**Requirements**
Below are some records. Say in a single number how many of their lines include the word "PLATE".

━━━━━ Provided material

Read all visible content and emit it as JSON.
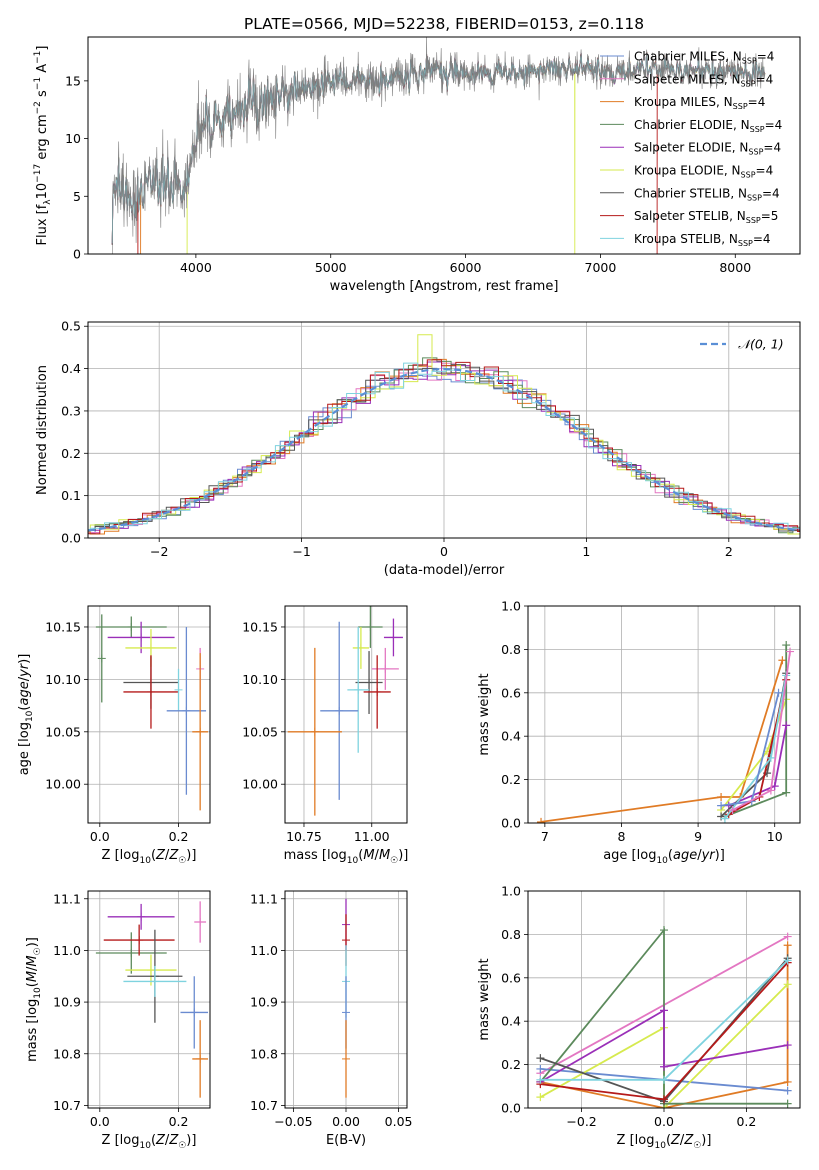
{
  "figure": {
    "title": "PLATE=0566, MJD=52238, FIBERID=0153, z=0.118"
  },
  "colors": {
    "chabrier_miles": "#6a8bd0",
    "salpeter_miles": "#e377c2",
    "kroupa_miles": "#e07b25",
    "chabrier_elodie": "#5c8a5c",
    "salpeter_elodie": "#9a2fb8",
    "kroupa_elodie": "#d6ea4e",
    "chabrier_stelib": "#555555",
    "salpeter_stelib": "#b51a1a",
    "kroupa_stelib": "#7fd3df",
    "normal_curve": "#5a8fd6"
  },
  "chart_data": [
    {
      "id": "spectrum",
      "type": "line",
      "title": "PLATE=0566, MJD=52238, FIBERID=0153, z=0.118",
      "xlabel": "wavelength [Angstrom, rest frame]",
      "ylabel": "Flux [f_λ 10^-17 erg cm^-2 s^-1 A^-1]",
      "xlim": [
        3200,
        8480
      ],
      "ylim": [
        0,
        18.8
      ],
      "xticks": [
        4000,
        5000,
        6000,
        7000,
        8000
      ],
      "yticks": [
        0,
        5,
        10,
        15
      ],
      "grid": false,
      "legend_position": "top-right",
      "series": [
        {
          "name": "Chabrier MILES, N_SSP=4",
          "key": "chabrier_miles"
        },
        {
          "name": "Salpeter MILES, N_SSP=4",
          "key": "salpeter_miles"
        },
        {
          "name": "Kroupa MILES, N_SSP=4",
          "key": "kroupa_miles"
        },
        {
          "name": "Chabrier ELODIE, N_SSP=4",
          "key": "chabrier_elodie"
        },
        {
          "name": "Salpeter ELODIE, N_SSP=4",
          "key": "salpeter_elodie"
        },
        {
          "name": "Kroupa ELODIE, N_SSP=4",
          "key": "kroupa_elodie"
        },
        {
          "name": "Chabrier STELIB, N_SSP=4",
          "key": "chabrier_stelib"
        },
        {
          "name": "Salpeter STELIB, N_SSP=5",
          "key": "salpeter_stelib"
        },
        {
          "name": "Kroupa STELIB, N_SSP=4",
          "key": "kroupa_stelib"
        }
      ],
      "continuum": [
        [
          3380,
          5.6
        ],
        [
          3500,
          5.0
        ],
        [
          3600,
          5.8
        ],
        [
          3700,
          6.6
        ],
        [
          3850,
          6.5
        ],
        [
          3930,
          6.0
        ],
        [
          4000,
          10.0
        ],
        [
          4100,
          11.0
        ],
        [
          4250,
          12.0
        ],
        [
          4400,
          12.6
        ],
        [
          4600,
          13.6
        ],
        [
          4800,
          14.3
        ],
        [
          5000,
          14.7
        ],
        [
          5200,
          15.0
        ],
        [
          5500,
          15.4
        ],
        [
          5800,
          15.6
        ],
        [
          6100,
          15.7
        ],
        [
          6400,
          15.8
        ],
        [
          6700,
          16.1
        ],
        [
          7000,
          16.0
        ],
        [
          7300,
          15.9
        ],
        [
          7600,
          15.9
        ],
        [
          7900,
          15.8
        ],
        [
          8200,
          15.7
        ]
      ]
    },
    {
      "id": "residuals",
      "type": "line",
      "xlabel": "(data-model)/error",
      "ylabel": "Normed distribution",
      "xlim": [
        -2.5,
        2.5
      ],
      "ylim": [
        0,
        0.51
      ],
      "xticks": [
        -2,
        -1,
        0,
        1,
        2
      ],
      "yticks": [
        0.0,
        0.1,
        0.2,
        0.3,
        0.4,
        0.5
      ],
      "grid": true,
      "legend_position": "top-right",
      "reference_curve": {
        "name": "N(0,1)",
        "mean": 0,
        "sigma": 1
      }
    },
    {
      "id": "age_vs_Z",
      "type": "scatter",
      "xlabel": "Z [log10(Z/Z☉)]",
      "ylabel": "age [log10(age/yr)]",
      "xlim": [
        -0.03,
        0.28
      ],
      "ylim": [
        9.963,
        10.17
      ],
      "xticks": [
        0.0,
        0.2
      ],
      "yticks": [
        10.0,
        10.05,
        10.1,
        10.15
      ],
      "grid": true,
      "points": [
        {
          "key": "chabrier_elodie",
          "x": 0.08,
          "xerr": 0.09,
          "y": 10.15,
          "yerr": 0.01
        },
        {
          "key": "chabrier_elodie",
          "x": 0.005,
          "y": 10.12,
          "yerr": 0.042
        },
        {
          "key": "salpeter_elodie",
          "x": 0.105,
          "xerr": 0.085,
          "y": 10.14,
          "yerr": 0.015
        },
        {
          "key": "kroupa_elodie",
          "x": 0.13,
          "xerr": 0.065,
          "y": 10.13,
          "yerr": 0.018
        },
        {
          "key": "chabrier_stelib",
          "x": 0.13,
          "xerr": 0.07,
          "y": 10.097,
          "yerr": 0.025
        },
        {
          "key": "salpeter_stelib",
          "x": 0.13,
          "xerr": 0.07,
          "y": 10.088,
          "yerr": 0.035
        },
        {
          "key": "kroupa_stelib",
          "x": 0.2,
          "y": 10.09,
          "yerr": 0.02
        },
        {
          "key": "salpeter_miles",
          "x": 0.255,
          "y": 10.11,
          "yerr": 0.02
        },
        {
          "key": "chabrier_miles",
          "x": 0.22,
          "xerr": 0.05,
          "y": 10.07,
          "yerr": 0.08
        },
        {
          "key": "kroupa_miles",
          "x": 0.255,
          "xerr": 0.02,
          "y": 10.05,
          "yerr": 0.075
        }
      ]
    },
    {
      "id": "age_vs_mass",
      "type": "scatter",
      "xlabel": "mass [log10(M/M☉)]",
      "ylabel": "",
      "xlim": [
        10.68,
        11.13
      ],
      "ylim": [
        9.963,
        10.17
      ],
      "xticks": [
        10.75,
        11.0
      ],
      "yticks": [
        10.0,
        10.05,
        10.1,
        10.15
      ],
      "grid": true,
      "points": [
        {
          "key": "chabrier_elodie",
          "x": 10.995,
          "xerr": 0.045,
          "y": 10.15,
          "yerr": 0.02
        },
        {
          "key": "salpeter_elodie",
          "x": 11.08,
          "xerr": 0.035,
          "y": 10.14,
          "yerr": 0.018
        },
        {
          "key": "kroupa_elodie",
          "x": 10.96,
          "xerr": 0.03,
          "y": 10.13,
          "yerr": 0.02
        },
        {
          "key": "salpeter_miles",
          "x": 11.05,
          "xerr": 0.05,
          "y": 10.11,
          "yerr": 0.02
        },
        {
          "key": "chabrier_stelib",
          "x": 10.99,
          "xerr": 0.05,
          "y": 10.097,
          "yerr": 0.03
        },
        {
          "key": "kroupa_stelib",
          "x": 10.95,
          "xerr": 0.04,
          "y": 10.09,
          "yerr": 0.06
        },
        {
          "key": "salpeter_stelib",
          "x": 11.02,
          "xerr": 0.05,
          "y": 10.088,
          "yerr": 0.035
        },
        {
          "key": "chabrier_miles",
          "x": 10.88,
          "xerr": 0.07,
          "y": 10.07,
          "yerr": 0.085
        },
        {
          "key": "kroupa_miles",
          "x": 10.79,
          "xerr": 0.1,
          "y": 10.05,
          "yerr": 0.08
        }
      ]
    },
    {
      "id": "mass_weight_vs_age",
      "type": "line",
      "xlabel": "age [log10(age/yr)]",
      "ylabel": "mass weight",
      "xlim": [
        6.78,
        10.33
      ],
      "ylim": [
        0,
        1.0
      ],
      "xticks": [
        7,
        8,
        9,
        10
      ],
      "yticks": [
        0.0,
        0.2,
        0.4,
        0.6,
        0.8,
        1.0
      ],
      "grid": true,
      "series": [
        {
          "key": "kroupa_miles",
          "x": [
            6.95,
            9.3,
            9.55,
            10.1
          ],
          "y": [
            0.005,
            0.12,
            0.12,
            0.75
          ]
        },
        {
          "key": "kroupa_elodie",
          "x": [
            9.3,
            9.9,
            10.15
          ],
          "y": [
            0.06,
            0.33,
            0.57
          ]
        },
        {
          "key": "chabrier_elodie",
          "x": [
            9.35,
            10.15,
            10.15
          ],
          "y": [
            0.03,
            0.14,
            0.82
          ]
        },
        {
          "key": "salpeter_elodie",
          "x": [
            9.4,
            10.0,
            10.15
          ],
          "y": [
            0.08,
            0.17,
            0.45
          ]
        },
        {
          "key": "chabrier_stelib",
          "x": [
            9.3,
            9.9,
            10.15
          ],
          "y": [
            0.03,
            0.23,
            0.69
          ]
        },
        {
          "key": "salpeter_stelib",
          "x": [
            9.4,
            9.8,
            10.15
          ],
          "y": [
            0.04,
            0.12,
            0.66
          ]
        },
        {
          "key": "kroupa_stelib",
          "x": [
            9.35,
            9.95,
            10.15
          ],
          "y": [
            0.02,
            0.3,
            0.68
          ]
        },
        {
          "key": "chabrier_miles",
          "x": [
            9.3,
            9.7,
            10.05
          ],
          "y": [
            0.08,
            0.1,
            0.6
          ]
        },
        {
          "key": "salpeter_miles",
          "x": [
            9.45,
            9.95,
            10.2
          ],
          "y": [
            0.06,
            0.15,
            0.79
          ]
        }
      ]
    },
    {
      "id": "mass_vs_Z",
      "type": "scatter",
      "xlabel": "Z [log10(Z/Z☉)]",
      "ylabel": "mass [log10(M/M☉)]",
      "xlim": [
        -0.03,
        0.28
      ],
      "ylim": [
        10.695,
        11.115
      ],
      "xticks": [
        0.0,
        0.2
      ],
      "yticks": [
        10.7,
        10.8,
        10.9,
        11.0,
        11.1
      ],
      "grid": true,
      "points": [
        {
          "key": "chabrier_elodie",
          "x": 0.08,
          "xerr": 0.09,
          "y": 10.995,
          "yerr": 0.04
        },
        {
          "key": "salpeter_elodie",
          "x": 0.105,
          "xerr": 0.085,
          "y": 11.065,
          "yerr": 0.025
        },
        {
          "key": "salpeter_stelib",
          "x": 0.1,
          "xerr": 0.09,
          "y": 11.02,
          "yerr": 0.03
        },
        {
          "key": "kroupa_elodie",
          "x": 0.13,
          "xerr": 0.065,
          "y": 10.962,
          "yerr": 0.03
        },
        {
          "key": "chabrier_stelib",
          "x": 0.14,
          "xerr": 0.07,
          "y": 10.95,
          "yerr": 0.09
        },
        {
          "key": "kroupa_stelib",
          "x": 0.14,
          "xerr": 0.08,
          "y": 10.94,
          "yerr": 0.03
        },
        {
          "key": "salpeter_miles",
          "x": 0.255,
          "xerr": 0.015,
          "y": 11.055,
          "yerr": 0.04
        },
        {
          "key": "chabrier_miles",
          "x": 0.24,
          "xerr": 0.035,
          "y": 10.88,
          "yerr": 0.07
        },
        {
          "key": "kroupa_miles",
          "x": 0.255,
          "xerr": 0.02,
          "y": 10.79,
          "yerr": 0.075
        }
      ]
    },
    {
      "id": "mass_vs_ebv",
      "type": "scatter",
      "xlabel": "E(B-V)",
      "ylabel": "",
      "xlim": [
        -0.058,
        0.058
      ],
      "ylim": [
        10.695,
        11.115
      ],
      "xticks": [
        -0.05,
        0.0,
        0.05
      ],
      "yticks": [
        10.7,
        10.8,
        10.9,
        11.0,
        11.1
      ],
      "grid": true,
      "points": [
        {
          "key": "salpeter_elodie",
          "x": 0.0,
          "y": 11.05,
          "yerr": 0.05
        },
        {
          "key": "salpeter_stelib",
          "x": 0.0,
          "y": 11.02,
          "yerr": 0.05
        },
        {
          "key": "kroupa_stelib",
          "x": 0.0,
          "y": 10.94,
          "yerr": 0.07
        },
        {
          "key": "chabrier_miles",
          "x": 0.0,
          "y": 10.88,
          "yerr": 0.07
        },
        {
          "key": "kroupa_miles",
          "x": 0.0,
          "y": 10.79,
          "yerr": 0.075
        }
      ]
    },
    {
      "id": "mass_weight_vs_Z",
      "type": "line",
      "xlabel": "Z [log10(Z/Z☉)]",
      "ylabel": "mass weight",
      "xlim": [
        -0.33,
        0.33
      ],
      "ylim": [
        0,
        1.0
      ],
      "xticks": [
        -0.2,
        0.0,
        0.2
      ],
      "yticks": [
        0.0,
        0.2,
        0.4,
        0.6,
        0.8,
        1.0
      ],
      "grid": true,
      "series": [
        {
          "key": "salpeter_miles",
          "x": [
            -0.3,
            0.3
          ],
          "y": [
            0.16,
            0.79
          ]
        },
        {
          "key": "kroupa_miles",
          "x": [
            -0.3,
            0.0,
            0.3,
            0.3
          ],
          "y": [
            0.12,
            0.0,
            0.12,
            0.75
          ]
        },
        {
          "key": "chabrier_miles",
          "x": [
            -0.3,
            0.0,
            0.3
          ],
          "y": [
            0.18,
            0.13,
            0.08
          ]
        },
        {
          "key": "kroupa_elodie",
          "x": [
            -0.3,
            0.0,
            0.0,
            0.3
          ],
          "y": [
            0.05,
            0.37,
            0.0,
            0.57
          ]
        },
        {
          "key": "chabrier_elodie",
          "x": [
            -0.3,
            0.0,
            0.0,
            0.3
          ],
          "y": [
            0.12,
            0.82,
            0.02,
            0.02
          ]
        },
        {
          "key": "salpeter_elodie",
          "x": [
            -0.3,
            0.0,
            0.0,
            0.3
          ],
          "y": [
            0.12,
            0.45,
            0.19,
            0.29
          ]
        },
        {
          "key": "chabrier_stelib",
          "x": [
            -0.3,
            0.0,
            0.3
          ],
          "y": [
            0.23,
            0.03,
            0.69
          ]
        },
        {
          "key": "salpeter_stelib",
          "x": [
            -0.3,
            0.0,
            0.3
          ],
          "y": [
            0.11,
            0.04,
            0.67
          ]
        },
        {
          "key": "kroupa_stelib",
          "x": [
            -0.3,
            0.0,
            0.3
          ],
          "y": [
            0.13,
            0.13,
            0.68
          ]
        }
      ]
    }
  ]
}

━━━━━━━━━━

**Solution to this exercise**
2